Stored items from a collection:
□ □ □ □

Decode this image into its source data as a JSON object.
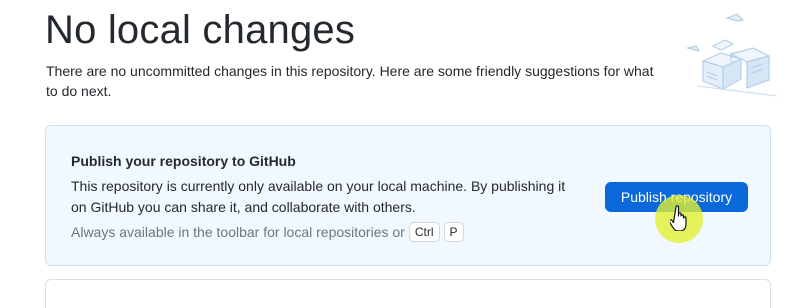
{
  "header": {
    "title": "No local changes",
    "subtitle": "There are no uncommitted changes in this repository. Here are some friendly suggestions for what to do next."
  },
  "illustration": {
    "icon": "empty-boxes-illustration"
  },
  "publish_card": {
    "title": "Publish your repository to GitHub",
    "description": "This repository is currently only available on your local machine. By publishing it on GitHub you can share it, and collaborate with others.",
    "hint_text": "Always available in the toolbar for local repositories or",
    "shortcut_keys": [
      "Ctrl",
      "P"
    ],
    "button_label": "Publish repository"
  },
  "colors": {
    "accent": "#0969da",
    "card_background": "#f1f8ff",
    "cursor_highlight": "#e4f032"
  }
}
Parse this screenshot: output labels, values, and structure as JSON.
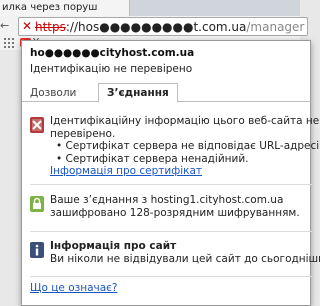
{
  "browser": {
    "tab_title": "илка через поруш",
    "url": {
      "scheme": "https",
      "rest_before_host": "://",
      "host": "hos●●●●●●●●●t.com.ua",
      "path": "/manager"
    },
    "bookmark_label": "Y"
  },
  "popup": {
    "site_host": "ho●●●●●●cityhost.com.ua",
    "site_status": "Ідентифікацію не перевірено",
    "tabs": [
      "Дозволи",
      "З’єднання"
    ],
    "identity": {
      "line1": "Ідентифікаційну інформацію цього веб-сайта не",
      "line2": "перевірено.",
      "bullet1": "• Сертифікат сервера не відповідає URL-адресі.",
      "bullet2": "• Сертифікат сервера ненадійний.",
      "link": "Інформація про сертифікат"
    },
    "encryption": {
      "line1": "Ваше з’єднання з hosting1.cityhost.com.ua",
      "line2": "зашифровано 128-розрядним шифруванням."
    },
    "site_info": {
      "title": "Інформація про сайт",
      "text": "Ви ніколи не відвідували цей сайт до сьогоднішн"
    },
    "help_link": "Що це означає?"
  },
  "colors": {
    "error_red": "#c42b1c",
    "secure_green": "#7cb342",
    "info_blue": "#3a4f7a",
    "link_blue": "#1a55c5"
  }
}
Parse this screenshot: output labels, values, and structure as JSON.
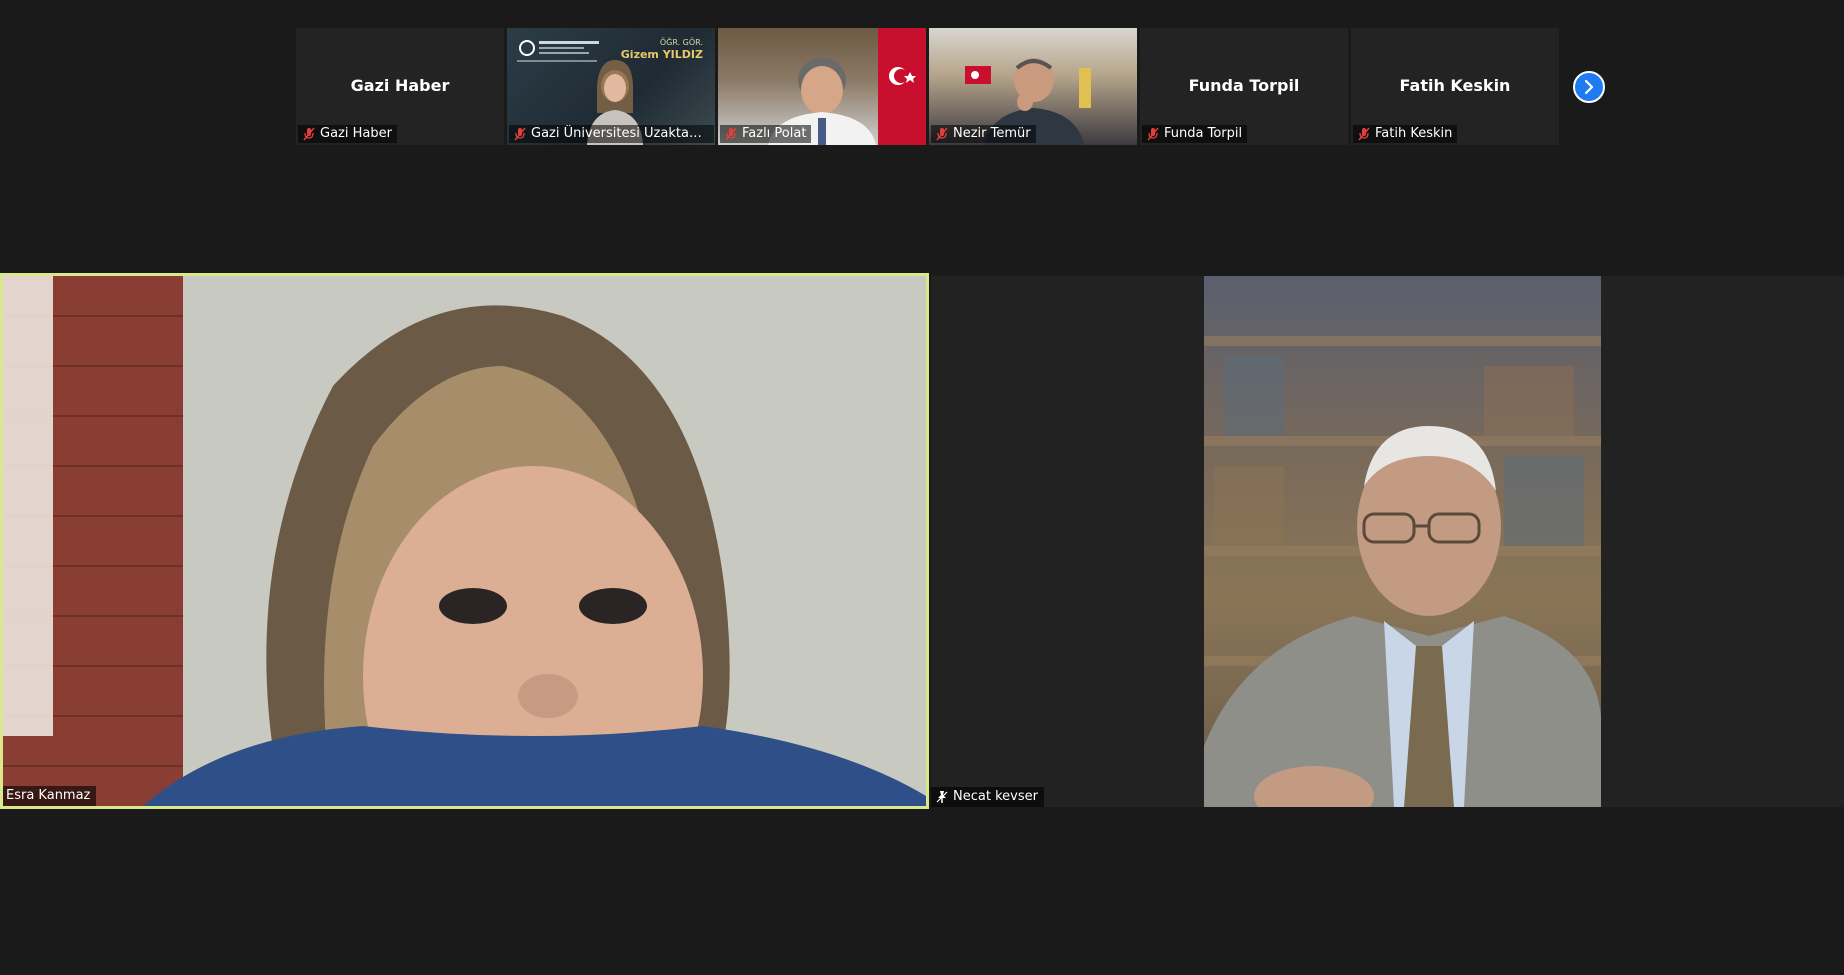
{
  "participants_strip": [
    {
      "name": "Gazi Haber",
      "label": "Gazi Haber",
      "video": false
    },
    {
      "name": "Gazi Üniversitesi Uzaktan Eğitim",
      "label": "Gazi Üniversitesi Uzaktan Eğiti...",
      "video": true,
      "overlay_title": "ÖĞR. GÖR.",
      "overlay_name": "Gizem YILDIZ"
    },
    {
      "name": "Fazlı Polat",
      "label": "Fazlı Polat",
      "video": true
    },
    {
      "name": "Nezir Temür",
      "label": "Nezir Temür",
      "video": true
    },
    {
      "name": "Funda Torpil",
      "label": "Funda Torpil",
      "video": false
    },
    {
      "name": "Fatih Keskin",
      "label": "Fatih Keskin",
      "video": false
    }
  ],
  "main": {
    "active_speaker": {
      "name": "Esra Kanmaz",
      "highlight_color": "#d9e88a"
    },
    "second": {
      "name": "Necat kevser"
    }
  },
  "colors": {
    "background": "#1a1a1a",
    "tile": "#232323",
    "accent": "#1e7bf2",
    "muted_icon": "#e0403c"
  },
  "icons": {
    "muted": "mic-muted-icon",
    "next": "chevron-right-icon",
    "pin": "pin-icon"
  }
}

□ □ □ □

**Exercise directions**
Every line should be retyped exactly, with the pictures omitted.

**Solved exercise**
Decode this image into its source data as a JSON object.
{
  "header": {
    "title": "No local changes",
    "subtitle": "There are no uncommitted changes in this repository. Here are some friendly suggestions for what to do next."
  },
  "illustration": {
    "icon": "empty-boxes-illustration"
  },
  "publish_card": {
    "title": "Publish your repository to GitHub",
    "description": "This repository is currently only available on your local machine. By publishing it on GitHub you can share it, and collaborate with others.",
    "hint_text": "Always available in the toolbar for local repositories or",
    "shortcut_keys": [
      "Ctrl",
      "P"
    ],
    "button_label": "Publish repository"
  },
  "colors": {
    "accent": "#0969da",
    "card_background": "#f1f8ff",
    "cursor_highlight": "#e4f032"
  }
}
Parse this screenshot: output labels, values, and structure as JSON.
{
  "browser": {
    "tab_title": "илка через поруш",
    "url": {
      "scheme": "https",
      "rest_before_host": "://",
      "host": "hos●●●●●●●●●t.com.ua",
      "path": "/manager"
    },
    "bookmark_label": "Y"
  },
  "popup": {
    "site_host": "ho●●●●●●cityhost.com.ua",
    "site_status": "Ідентифікацію не перевірено",
    "tabs": [
      "Дозволи",
      "З’єднання"
    ],
    "identity": {
      "line1": "Ідентифікаційну інформацію цього веб-сайта не",
      "line2": "перевірено.",
      "bullet1": "• Сертифікат сервера не відповідає URL-адресі.",
      "bullet2": "• Сертифікат сервера ненадійний.",
      "link": "Інформація про сертифікат"
    },
    "encryption": {
      "line1": "Ваше з’єднання з hosting1.cityhost.com.ua",
      "line2": "зашифровано 128-розрядним шифруванням."
    },
    "site_info": {
      "title": "Інформація про сайт",
      "text": "Ви ніколи не відвідували цей сайт до сьогоднішн"
    },
    "help_link": "Що це означає?"
  },
  "colors": {
    "error_red": "#c42b1c",
    "secure_green": "#7cb342",
    "info_blue": "#3a4f7a",
    "link_blue": "#1a55c5"
  }
}
Parse this screenshot: output labels, values, and structure as JSON.
{
  "participants_strip": [
    {
      "name": "Gazi Haber",
      "label": "Gazi Haber",
      "video": false
    },
    {
      "name": "Gazi Üniversitesi Uzaktan Eğitim",
      "label": "Gazi Üniversitesi Uzaktan Eğiti...",
      "video": true,
      "overlay_title": "ÖĞR. GÖR.",
      "overlay_name": "Gizem YILDIZ"
    },
    {
      "name": "Fazlı Polat",
      "label": "Fazlı Polat",
      "video": true
    },
    {
      "name": "Nezir Temür",
      "label": "Nezir Temür",
      "video": true
    },
    {
      "name": "Funda Torpil",
      "label": "Funda Torpil",
      "video": false
    },
    {
      "name": "Fatih Keskin",
      "label": "Fatih Keskin",
      "video": false
    }
  ],
  "main": {
    "active_speaker": {
      "name": "Esra Kanmaz",
      "highlight_color": "#d9e88a"
    },
    "second": {
      "name": "Necat kevser"
    }
  },
  "colors": {
    "background": "#1a1a1a",
    "tile": "#232323",
    "accent": "#1e7bf2",
    "muted_icon": "#e0403c"
  },
  "icons": {
    "muted": "mic-muted-icon",
    "next": "chevron-right-icon",
    "pin": "pin-icon"
  }
}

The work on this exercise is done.